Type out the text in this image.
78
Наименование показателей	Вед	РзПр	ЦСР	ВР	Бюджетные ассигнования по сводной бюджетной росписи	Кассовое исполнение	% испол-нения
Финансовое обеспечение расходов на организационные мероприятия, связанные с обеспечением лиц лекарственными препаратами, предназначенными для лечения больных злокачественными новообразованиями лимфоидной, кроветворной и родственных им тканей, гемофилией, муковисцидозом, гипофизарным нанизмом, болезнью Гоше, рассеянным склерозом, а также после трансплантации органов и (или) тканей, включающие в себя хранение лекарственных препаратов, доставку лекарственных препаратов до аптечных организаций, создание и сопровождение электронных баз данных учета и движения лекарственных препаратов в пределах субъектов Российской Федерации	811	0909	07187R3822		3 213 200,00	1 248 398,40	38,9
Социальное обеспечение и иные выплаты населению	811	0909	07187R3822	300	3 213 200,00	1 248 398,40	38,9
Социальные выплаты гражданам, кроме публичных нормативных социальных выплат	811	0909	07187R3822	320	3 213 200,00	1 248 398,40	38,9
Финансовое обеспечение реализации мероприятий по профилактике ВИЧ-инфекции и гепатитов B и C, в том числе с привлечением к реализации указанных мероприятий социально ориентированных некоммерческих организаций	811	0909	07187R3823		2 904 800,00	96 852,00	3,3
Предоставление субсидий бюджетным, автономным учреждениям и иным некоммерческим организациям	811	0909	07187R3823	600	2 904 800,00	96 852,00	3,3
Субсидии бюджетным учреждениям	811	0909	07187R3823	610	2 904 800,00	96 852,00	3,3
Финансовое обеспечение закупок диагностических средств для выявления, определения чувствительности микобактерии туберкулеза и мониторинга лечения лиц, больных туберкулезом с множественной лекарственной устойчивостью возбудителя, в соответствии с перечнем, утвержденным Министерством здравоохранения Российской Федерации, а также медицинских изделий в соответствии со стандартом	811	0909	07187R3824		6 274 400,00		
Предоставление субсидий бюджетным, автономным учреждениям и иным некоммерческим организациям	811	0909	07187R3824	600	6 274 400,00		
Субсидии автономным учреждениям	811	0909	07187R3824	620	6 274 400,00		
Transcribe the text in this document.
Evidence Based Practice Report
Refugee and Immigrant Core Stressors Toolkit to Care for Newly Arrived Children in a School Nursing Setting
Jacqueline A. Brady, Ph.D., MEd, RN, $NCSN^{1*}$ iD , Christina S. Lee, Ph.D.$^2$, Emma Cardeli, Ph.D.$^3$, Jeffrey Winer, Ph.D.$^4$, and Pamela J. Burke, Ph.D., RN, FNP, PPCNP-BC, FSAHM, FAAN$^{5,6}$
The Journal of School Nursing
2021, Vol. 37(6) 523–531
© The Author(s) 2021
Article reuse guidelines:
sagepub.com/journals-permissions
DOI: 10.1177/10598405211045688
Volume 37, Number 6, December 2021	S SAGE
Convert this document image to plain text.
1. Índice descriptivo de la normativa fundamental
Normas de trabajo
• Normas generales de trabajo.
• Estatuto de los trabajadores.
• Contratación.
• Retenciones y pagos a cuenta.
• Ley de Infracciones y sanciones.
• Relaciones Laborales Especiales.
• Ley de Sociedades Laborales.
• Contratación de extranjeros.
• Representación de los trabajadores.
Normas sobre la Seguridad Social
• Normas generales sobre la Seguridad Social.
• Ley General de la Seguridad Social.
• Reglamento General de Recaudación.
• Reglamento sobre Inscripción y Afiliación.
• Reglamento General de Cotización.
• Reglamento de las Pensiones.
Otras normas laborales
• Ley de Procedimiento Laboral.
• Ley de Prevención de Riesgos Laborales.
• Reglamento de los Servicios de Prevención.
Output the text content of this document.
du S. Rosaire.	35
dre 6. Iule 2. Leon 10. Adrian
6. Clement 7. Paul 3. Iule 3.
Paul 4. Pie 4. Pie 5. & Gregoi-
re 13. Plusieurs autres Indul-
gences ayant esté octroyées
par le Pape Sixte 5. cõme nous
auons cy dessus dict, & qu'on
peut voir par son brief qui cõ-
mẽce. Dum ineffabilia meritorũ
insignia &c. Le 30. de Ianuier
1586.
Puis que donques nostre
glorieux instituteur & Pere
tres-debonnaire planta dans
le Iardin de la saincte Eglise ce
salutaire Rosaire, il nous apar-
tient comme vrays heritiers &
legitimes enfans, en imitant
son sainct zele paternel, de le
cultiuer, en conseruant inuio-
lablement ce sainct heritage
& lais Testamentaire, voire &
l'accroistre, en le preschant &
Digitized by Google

· · · · · · ·

DIRECTIONS FOR THIS TASK: Each of the records should be retyped exactly.

COMPLETED EXERCISE:
Type out the text in this image.
78
Наименование показателей	Вед	РзПр	ЦСР	ВР	Бюджетные ассигнования по сводной бюджетной росписи	Кассовое исполнение	% испол-нения
Финансовое обеспечение расходов на организационные мероприятия, связанные с обеспечением лиц лекарственными препаратами, предназначенными для лечения больных злокачественными новообразованиями лимфоидной, кроветворной и родственных им тканей, гемофилией, муковисцидозом, гипофизарным нанизмом, болезнью Гоше, рассеянным склерозом, а также после трансплантации органов и (или) тканей, включающие в себя хранение лекарственных препаратов, доставку лекарственных препаратов до аптечных организаций, создание и сопровождение электронных баз данных учета и движения лекарственных препаратов в пределах субъектов Российской Федерации	811	0909	07187R3822		3 213 200,00	1 248 398,40	38,9
Социальное обеспечение и иные выплаты населению	811	0909	07187R3822	300	3 213 200,00	1 248 398,40	38,9
Социальные выплаты гражданам, кроме публичных нормативных социальных выплат	811	0909	07187R3822	320	3 213 200,00	1 248 398,40	38,9
Финансовое обеспечение реализации мероприятий по профилактике ВИЧ-инфекции и гепатитов B и C, в том числе с привлечением к реализации указанных мероприятий социально ориентированных некоммерческих организаций	811	0909	07187R3823		2 904 800,00	96 852,00	3,3
Предоставление субсидий бюджетным, автономным учреждениям и иным некоммерческим организациям	811	0909	07187R3823	600	2 904 800,00	96 852,00	3,3
Субсидии бюджетным учреждениям	811	0909	07187R3823	610	2 904 800,00	96 852,00	3,3
Финансовое обеспечение закупок диагностических средств для выявления, определения чувствительности микобактерии туберкулеза и мониторинга лечения лиц, больных туберкулезом с множественной лекарственной устойчивостью возбудителя, в соответствии с перечнем, утвержденным Министерством здравоохранения Российской Федерации, а также медицинских изделий в соответствии со стандартом	811	0909	07187R3824		6 274 400,00		
Предоставление субсидий бюджетным, автономным учреждениям и иным некоммерческим организациям	811	0909	07187R3824	600	6 274 400,00		
Субсидии автономным учреждениям	811	0909	07187R3824	620	6 274 400,00		
Transcribe the text in this document.
Evidence Based Practice Report
Refugee and Immigrant Core Stressors Toolkit to Care for Newly Arrived Children in a School Nursing Setting
Jacqueline A. Brady, Ph.D., MEd, RN, $NCSN^{1*}$ iD , Christina S. Lee, Ph.D.$^2$, Emma Cardeli, Ph.D.$^3$, Jeffrey Winer, Ph.D.$^4$, and Pamela J. Burke, Ph.D., RN, FNP, PPCNP-BC, FSAHM, FAAN$^{5,6}$
The Journal of School Nursing
2021, Vol. 37(6) 523–531
© The Author(s) 2021
Article reuse guidelines:
sagepub.com/journals-permissions
DOI: 10.1177/10598405211045688
Volume 37, Number 6, December 2021	S SAGE
Convert this document image to plain text.
1. Índice descriptivo de la normativa fundamental
Normas de trabajo
• Normas generales de trabajo.
• Estatuto de los trabajadores.
• Contratación.
• Retenciones y pagos a cuenta.
• Ley de Infracciones y sanciones.
• Relaciones Laborales Especiales.
• Ley de Sociedades Laborales.
• Contratación de extranjeros.
• Representación de los trabajadores.
Normas sobre la Seguridad Social
• Normas generales sobre la Seguridad Social.
• Ley General de la Seguridad Social.
• Reglamento General de Recaudación.
• Reglamento sobre Inscripción y Afiliación.
• Reglamento General de Cotización.
• Reglamento de las Pensiones.
Otras normas laborales
• Ley de Procedimiento Laboral.
• Ley de Prevención de Riesgos Laborales.
• Reglamento de los Servicios de Prevención.
Output the text content of this document.
du S. Rosaire.	35
dre 6. Iule 2. Leon 10. Adrian
6. Clement 7. Paul 3. Iule 3.
Paul 4. Pie 4. Pie 5. & Gregoi-
re 13. Plusieurs autres Indul-
gences ayant esté octroyées
par le Pape Sixte 5. cõme nous
auons cy dessus dict, & qu'on
peut voir par son brief qui cõ-
mẽce. Dum ineffabilia meritorũ
insignia &c. Le 30. de Ianuier
1586.
Puis que donques nostre
glorieux instituteur & Pere
tres-debonnaire planta dans
le Iardin de la saincte Eglise ce
salutaire Rosaire, il nous apar-
tient comme vrays heritiers &
legitimes enfans, en imitant
son sainct zele paternel, de le
cultiuer, en conseruant inuio-
lablement ce sainct heritage
& lais Testamentaire, voire &
l'accroistre, en le preschant &
Digitized by Google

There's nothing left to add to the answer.